• [Set exercise]:
List all lines in the material below that contain "past".

--- BEGIN Dataset excerpts ---

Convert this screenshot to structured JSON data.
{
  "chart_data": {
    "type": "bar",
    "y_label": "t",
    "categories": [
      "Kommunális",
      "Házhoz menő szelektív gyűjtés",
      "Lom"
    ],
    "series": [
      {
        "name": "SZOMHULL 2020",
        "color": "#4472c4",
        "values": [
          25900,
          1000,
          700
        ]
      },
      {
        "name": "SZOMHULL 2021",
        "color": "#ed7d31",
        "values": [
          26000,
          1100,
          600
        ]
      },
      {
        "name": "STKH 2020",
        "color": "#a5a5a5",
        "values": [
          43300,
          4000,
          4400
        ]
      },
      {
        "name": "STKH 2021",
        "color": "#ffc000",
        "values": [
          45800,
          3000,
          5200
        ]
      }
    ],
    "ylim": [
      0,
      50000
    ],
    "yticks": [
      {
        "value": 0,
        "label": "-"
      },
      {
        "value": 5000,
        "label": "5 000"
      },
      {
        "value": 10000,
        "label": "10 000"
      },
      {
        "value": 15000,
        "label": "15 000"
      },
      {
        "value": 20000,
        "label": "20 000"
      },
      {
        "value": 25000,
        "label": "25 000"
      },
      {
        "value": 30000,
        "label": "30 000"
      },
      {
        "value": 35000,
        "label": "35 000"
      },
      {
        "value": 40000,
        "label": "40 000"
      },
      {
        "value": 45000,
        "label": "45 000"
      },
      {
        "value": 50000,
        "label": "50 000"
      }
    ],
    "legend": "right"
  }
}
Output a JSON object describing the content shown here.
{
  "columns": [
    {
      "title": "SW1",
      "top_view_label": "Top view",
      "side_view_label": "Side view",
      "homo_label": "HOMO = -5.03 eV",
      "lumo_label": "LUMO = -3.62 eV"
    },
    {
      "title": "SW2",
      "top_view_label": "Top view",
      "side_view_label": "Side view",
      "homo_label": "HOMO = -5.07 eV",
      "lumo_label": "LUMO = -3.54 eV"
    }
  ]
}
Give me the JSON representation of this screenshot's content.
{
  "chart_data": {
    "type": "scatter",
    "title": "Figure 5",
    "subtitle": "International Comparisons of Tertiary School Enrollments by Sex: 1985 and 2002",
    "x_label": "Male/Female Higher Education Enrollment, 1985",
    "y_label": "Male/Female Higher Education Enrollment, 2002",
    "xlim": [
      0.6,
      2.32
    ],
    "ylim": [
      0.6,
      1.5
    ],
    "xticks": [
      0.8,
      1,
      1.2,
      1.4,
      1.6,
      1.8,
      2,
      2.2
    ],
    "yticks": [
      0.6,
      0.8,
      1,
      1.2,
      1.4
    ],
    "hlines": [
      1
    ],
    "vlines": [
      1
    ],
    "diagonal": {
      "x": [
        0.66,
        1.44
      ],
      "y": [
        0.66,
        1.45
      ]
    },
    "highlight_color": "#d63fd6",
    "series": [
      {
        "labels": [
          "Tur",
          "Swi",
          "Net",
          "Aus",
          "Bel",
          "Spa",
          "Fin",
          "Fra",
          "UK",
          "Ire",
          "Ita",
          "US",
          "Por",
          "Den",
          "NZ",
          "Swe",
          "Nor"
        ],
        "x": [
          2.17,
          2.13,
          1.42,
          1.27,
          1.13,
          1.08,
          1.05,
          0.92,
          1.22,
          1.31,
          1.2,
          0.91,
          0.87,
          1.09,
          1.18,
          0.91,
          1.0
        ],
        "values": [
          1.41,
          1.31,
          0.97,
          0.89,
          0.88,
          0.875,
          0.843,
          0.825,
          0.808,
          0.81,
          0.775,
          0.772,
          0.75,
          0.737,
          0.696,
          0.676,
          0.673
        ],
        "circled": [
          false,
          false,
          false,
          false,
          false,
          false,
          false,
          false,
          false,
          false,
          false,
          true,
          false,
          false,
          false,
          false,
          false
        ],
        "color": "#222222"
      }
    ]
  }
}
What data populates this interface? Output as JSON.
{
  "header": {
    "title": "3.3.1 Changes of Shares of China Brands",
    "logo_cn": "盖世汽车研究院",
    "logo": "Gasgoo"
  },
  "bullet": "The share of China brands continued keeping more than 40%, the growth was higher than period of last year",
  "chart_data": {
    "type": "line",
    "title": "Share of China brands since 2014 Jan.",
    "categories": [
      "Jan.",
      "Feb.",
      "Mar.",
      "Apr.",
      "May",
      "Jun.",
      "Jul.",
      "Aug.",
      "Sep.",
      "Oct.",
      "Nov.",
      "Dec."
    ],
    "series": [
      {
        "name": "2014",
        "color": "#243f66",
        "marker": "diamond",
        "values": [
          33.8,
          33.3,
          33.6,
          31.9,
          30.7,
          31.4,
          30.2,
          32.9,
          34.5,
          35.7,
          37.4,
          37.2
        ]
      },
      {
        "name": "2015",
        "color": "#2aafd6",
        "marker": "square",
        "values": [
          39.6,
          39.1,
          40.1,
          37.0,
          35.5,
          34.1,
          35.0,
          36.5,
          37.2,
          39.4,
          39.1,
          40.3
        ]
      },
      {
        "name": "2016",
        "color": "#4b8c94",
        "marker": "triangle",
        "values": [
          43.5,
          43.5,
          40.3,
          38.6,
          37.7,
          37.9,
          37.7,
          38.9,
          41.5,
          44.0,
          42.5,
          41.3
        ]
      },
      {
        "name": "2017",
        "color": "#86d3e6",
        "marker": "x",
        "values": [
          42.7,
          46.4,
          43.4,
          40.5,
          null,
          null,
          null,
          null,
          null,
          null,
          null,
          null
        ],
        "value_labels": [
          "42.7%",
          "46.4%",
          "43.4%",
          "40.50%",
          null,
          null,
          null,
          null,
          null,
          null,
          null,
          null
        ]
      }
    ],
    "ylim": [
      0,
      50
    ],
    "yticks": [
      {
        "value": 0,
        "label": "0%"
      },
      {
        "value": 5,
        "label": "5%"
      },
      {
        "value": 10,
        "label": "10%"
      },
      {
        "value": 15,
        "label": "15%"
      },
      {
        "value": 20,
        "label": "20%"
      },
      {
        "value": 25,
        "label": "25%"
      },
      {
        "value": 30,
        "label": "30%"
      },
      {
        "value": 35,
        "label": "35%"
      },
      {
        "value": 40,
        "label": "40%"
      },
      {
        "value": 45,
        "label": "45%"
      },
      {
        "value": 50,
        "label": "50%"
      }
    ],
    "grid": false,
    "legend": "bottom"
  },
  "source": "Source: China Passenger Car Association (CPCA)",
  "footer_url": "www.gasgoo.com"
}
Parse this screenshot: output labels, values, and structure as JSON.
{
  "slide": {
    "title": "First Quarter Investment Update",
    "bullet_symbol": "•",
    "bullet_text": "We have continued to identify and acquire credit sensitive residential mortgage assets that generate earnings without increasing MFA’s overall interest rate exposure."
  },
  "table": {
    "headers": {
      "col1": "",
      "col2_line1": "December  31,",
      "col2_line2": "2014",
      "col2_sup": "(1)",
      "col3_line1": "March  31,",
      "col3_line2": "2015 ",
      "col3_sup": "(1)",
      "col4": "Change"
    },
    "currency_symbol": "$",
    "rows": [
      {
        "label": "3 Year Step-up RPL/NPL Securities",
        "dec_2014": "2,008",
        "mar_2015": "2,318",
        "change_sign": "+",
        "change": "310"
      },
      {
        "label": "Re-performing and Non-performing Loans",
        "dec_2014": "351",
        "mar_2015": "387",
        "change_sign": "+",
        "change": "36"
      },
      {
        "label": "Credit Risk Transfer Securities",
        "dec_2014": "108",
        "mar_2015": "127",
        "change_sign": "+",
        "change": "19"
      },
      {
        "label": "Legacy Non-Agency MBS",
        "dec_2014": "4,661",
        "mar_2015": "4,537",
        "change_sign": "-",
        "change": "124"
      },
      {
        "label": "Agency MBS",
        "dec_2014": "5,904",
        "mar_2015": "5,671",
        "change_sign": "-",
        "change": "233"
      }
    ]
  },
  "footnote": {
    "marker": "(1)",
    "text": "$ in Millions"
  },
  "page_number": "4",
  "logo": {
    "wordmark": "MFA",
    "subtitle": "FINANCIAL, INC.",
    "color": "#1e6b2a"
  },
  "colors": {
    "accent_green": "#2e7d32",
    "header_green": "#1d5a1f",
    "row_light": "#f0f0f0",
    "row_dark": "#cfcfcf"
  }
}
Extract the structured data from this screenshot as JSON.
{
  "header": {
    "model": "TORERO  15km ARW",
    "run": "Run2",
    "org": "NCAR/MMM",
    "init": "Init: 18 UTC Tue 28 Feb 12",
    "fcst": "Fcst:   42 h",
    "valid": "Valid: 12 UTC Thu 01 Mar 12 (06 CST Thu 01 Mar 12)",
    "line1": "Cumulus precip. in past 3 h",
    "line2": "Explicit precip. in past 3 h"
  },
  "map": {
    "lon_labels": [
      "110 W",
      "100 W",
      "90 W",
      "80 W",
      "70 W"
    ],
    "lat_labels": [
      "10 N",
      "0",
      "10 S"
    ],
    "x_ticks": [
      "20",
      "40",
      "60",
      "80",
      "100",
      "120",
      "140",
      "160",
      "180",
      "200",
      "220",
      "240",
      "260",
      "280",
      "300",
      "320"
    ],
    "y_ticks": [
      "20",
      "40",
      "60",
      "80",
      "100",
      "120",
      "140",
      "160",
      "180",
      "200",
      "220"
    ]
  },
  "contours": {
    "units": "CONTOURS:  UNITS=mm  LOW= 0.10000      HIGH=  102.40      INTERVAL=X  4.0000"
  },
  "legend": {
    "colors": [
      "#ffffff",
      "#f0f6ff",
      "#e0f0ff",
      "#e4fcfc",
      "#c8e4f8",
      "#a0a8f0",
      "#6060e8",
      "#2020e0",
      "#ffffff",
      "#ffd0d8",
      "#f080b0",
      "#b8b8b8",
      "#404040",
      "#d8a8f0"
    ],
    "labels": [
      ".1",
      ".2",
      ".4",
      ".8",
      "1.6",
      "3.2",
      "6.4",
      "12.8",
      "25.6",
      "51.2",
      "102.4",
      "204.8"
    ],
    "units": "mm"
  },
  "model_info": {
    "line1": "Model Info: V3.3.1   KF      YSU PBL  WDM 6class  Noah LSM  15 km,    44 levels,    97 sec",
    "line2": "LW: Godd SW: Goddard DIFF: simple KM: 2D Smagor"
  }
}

--- END Dataset excerpts ---

• [Written answer]:
    "line1": "Cumulus precip. in past 3 h",
    "line2": "Explicit precip. in past 3 h"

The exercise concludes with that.